> Given instruction
Search the records below for the word "true" and show every line where it occurs.

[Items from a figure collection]
# # #
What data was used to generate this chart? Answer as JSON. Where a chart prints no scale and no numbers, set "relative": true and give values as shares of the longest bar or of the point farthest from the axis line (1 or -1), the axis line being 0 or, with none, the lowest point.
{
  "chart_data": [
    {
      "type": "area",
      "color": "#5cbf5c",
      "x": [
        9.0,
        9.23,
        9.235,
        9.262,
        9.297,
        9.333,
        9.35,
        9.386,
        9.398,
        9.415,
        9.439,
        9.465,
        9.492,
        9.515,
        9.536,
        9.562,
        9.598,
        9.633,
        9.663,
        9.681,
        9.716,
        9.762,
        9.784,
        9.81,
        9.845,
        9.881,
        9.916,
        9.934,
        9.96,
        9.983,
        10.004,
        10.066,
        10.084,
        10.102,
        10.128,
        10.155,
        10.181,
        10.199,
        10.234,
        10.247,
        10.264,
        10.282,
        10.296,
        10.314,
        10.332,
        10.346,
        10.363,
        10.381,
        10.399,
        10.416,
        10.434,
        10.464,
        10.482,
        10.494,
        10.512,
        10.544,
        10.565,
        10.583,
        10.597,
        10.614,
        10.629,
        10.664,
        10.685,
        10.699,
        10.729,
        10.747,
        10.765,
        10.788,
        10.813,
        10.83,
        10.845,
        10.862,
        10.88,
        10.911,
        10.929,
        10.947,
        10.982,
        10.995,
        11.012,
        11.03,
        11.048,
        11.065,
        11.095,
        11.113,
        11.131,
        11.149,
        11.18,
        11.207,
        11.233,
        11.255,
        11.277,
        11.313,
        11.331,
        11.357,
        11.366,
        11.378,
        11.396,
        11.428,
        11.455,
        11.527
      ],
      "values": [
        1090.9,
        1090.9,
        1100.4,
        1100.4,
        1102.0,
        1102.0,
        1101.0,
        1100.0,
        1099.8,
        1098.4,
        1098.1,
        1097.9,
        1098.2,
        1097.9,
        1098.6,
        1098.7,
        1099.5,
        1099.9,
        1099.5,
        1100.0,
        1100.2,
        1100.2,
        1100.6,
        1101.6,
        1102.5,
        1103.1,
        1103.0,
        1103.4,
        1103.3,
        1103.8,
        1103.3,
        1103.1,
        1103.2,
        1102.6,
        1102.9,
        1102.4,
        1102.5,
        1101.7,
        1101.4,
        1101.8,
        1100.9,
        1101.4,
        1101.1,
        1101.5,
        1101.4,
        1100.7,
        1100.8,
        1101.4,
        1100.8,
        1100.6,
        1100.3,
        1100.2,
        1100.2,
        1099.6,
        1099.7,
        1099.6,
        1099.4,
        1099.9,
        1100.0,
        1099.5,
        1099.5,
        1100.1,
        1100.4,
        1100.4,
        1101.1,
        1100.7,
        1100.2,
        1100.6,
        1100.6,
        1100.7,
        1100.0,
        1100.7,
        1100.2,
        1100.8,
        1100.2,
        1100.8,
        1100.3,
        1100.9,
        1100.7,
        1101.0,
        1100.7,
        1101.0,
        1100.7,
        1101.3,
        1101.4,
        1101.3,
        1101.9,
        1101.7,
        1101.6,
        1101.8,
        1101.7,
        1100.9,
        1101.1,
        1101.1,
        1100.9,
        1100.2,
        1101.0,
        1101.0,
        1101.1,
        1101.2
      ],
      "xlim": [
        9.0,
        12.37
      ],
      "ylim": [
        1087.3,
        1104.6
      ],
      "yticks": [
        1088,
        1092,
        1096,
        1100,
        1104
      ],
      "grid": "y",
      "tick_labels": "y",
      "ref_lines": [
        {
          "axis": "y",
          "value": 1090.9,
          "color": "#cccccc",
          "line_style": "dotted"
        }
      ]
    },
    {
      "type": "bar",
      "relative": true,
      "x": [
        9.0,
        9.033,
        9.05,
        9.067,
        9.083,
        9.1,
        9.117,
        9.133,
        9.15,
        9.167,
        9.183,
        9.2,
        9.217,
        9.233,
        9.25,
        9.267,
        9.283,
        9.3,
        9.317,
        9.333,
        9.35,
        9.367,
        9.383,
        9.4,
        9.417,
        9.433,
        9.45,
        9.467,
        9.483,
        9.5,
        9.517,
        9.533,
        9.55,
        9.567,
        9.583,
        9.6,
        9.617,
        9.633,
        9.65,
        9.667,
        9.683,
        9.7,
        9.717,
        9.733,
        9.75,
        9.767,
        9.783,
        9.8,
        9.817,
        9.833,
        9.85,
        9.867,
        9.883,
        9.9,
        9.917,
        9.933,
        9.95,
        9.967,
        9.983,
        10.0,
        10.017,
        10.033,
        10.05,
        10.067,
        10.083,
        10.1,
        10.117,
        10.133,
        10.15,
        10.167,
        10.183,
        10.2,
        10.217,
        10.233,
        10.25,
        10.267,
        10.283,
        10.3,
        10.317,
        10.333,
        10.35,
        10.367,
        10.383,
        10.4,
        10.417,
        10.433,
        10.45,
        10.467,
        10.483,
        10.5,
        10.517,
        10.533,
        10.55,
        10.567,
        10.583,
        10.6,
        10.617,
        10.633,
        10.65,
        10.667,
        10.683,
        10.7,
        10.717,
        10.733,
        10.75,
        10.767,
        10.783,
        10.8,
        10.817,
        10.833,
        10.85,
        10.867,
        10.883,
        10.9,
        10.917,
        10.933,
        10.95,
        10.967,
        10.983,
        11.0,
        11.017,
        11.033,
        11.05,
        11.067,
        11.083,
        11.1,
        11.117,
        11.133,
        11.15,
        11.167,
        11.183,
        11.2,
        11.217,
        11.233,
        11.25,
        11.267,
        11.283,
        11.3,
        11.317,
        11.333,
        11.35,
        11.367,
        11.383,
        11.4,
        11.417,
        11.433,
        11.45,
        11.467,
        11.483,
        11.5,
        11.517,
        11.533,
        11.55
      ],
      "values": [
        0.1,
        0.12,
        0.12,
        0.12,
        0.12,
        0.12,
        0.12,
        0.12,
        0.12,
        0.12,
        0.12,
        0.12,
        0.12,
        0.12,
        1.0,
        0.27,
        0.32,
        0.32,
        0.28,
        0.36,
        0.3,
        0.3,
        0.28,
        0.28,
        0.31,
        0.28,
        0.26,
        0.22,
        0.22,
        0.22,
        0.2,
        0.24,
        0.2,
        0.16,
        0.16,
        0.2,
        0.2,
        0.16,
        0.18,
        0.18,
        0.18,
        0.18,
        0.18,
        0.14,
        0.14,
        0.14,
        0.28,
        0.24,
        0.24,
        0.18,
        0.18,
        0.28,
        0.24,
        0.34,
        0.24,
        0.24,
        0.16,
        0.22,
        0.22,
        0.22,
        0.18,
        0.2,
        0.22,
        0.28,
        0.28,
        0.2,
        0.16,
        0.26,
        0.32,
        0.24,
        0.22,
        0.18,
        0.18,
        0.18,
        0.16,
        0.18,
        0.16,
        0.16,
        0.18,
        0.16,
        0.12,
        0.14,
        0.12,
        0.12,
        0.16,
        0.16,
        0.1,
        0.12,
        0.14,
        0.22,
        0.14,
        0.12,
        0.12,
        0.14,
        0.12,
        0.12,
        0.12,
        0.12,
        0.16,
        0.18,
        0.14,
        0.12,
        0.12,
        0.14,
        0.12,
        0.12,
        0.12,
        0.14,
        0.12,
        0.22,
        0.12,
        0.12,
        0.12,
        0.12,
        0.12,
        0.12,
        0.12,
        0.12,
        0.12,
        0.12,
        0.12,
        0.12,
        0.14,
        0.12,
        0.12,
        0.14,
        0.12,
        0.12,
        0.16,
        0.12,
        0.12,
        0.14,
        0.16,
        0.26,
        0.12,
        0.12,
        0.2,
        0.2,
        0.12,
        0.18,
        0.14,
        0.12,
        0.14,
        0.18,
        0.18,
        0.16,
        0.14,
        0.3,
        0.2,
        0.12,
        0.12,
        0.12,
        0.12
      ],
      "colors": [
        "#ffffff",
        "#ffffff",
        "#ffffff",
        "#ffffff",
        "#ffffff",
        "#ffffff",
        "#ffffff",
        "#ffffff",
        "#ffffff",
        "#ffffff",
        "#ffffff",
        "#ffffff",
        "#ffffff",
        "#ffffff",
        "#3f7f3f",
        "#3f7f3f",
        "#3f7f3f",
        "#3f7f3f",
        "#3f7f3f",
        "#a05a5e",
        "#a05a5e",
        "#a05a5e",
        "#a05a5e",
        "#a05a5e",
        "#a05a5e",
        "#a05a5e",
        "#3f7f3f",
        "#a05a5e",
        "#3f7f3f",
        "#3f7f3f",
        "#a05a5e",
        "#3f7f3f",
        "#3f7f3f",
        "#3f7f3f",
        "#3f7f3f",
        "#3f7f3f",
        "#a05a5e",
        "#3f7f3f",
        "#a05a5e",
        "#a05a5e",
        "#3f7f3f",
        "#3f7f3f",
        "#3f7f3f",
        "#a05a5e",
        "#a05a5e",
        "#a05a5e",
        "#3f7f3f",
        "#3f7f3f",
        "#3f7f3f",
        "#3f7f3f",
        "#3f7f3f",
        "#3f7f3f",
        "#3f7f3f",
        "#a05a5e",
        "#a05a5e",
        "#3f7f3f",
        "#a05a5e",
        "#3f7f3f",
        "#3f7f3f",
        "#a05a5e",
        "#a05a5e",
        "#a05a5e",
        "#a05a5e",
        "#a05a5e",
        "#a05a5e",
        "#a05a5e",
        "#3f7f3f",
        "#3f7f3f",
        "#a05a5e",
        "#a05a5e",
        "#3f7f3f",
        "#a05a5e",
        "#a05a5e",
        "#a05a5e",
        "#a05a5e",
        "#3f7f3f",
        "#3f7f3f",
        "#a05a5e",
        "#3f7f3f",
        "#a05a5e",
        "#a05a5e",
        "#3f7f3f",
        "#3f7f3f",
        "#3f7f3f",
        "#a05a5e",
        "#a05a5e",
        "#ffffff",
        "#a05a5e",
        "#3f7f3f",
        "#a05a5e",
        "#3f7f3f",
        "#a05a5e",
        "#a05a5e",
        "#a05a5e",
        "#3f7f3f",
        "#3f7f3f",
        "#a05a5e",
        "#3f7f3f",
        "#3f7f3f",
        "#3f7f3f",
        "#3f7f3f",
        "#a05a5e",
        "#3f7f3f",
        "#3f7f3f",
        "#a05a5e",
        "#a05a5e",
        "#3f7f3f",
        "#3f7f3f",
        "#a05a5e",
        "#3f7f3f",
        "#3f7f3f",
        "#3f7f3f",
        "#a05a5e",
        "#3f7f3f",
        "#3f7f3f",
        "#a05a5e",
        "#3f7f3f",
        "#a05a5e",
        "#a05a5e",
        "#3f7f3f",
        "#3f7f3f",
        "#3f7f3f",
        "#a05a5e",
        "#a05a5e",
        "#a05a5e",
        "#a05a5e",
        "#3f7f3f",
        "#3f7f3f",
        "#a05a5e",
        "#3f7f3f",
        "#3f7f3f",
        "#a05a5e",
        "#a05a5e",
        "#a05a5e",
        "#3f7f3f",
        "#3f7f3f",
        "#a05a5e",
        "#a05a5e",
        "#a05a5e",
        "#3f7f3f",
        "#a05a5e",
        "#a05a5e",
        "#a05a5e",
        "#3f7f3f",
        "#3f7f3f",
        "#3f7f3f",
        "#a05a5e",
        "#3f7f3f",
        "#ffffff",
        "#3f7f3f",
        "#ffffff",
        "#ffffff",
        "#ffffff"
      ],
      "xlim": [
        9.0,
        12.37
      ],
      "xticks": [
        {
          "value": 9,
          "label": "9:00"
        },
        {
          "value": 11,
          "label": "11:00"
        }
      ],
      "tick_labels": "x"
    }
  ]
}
# # #
> Solution for this exercise
What data was used to generate this chart? Answer as JSON. Where a chart prints no scale and no numbers, set "relative": true and give values as shares of the longest bar or of the point farthest from the axis line (1 or -1), the axis line being 0 or, with none, the lowest point.
      "relative": true,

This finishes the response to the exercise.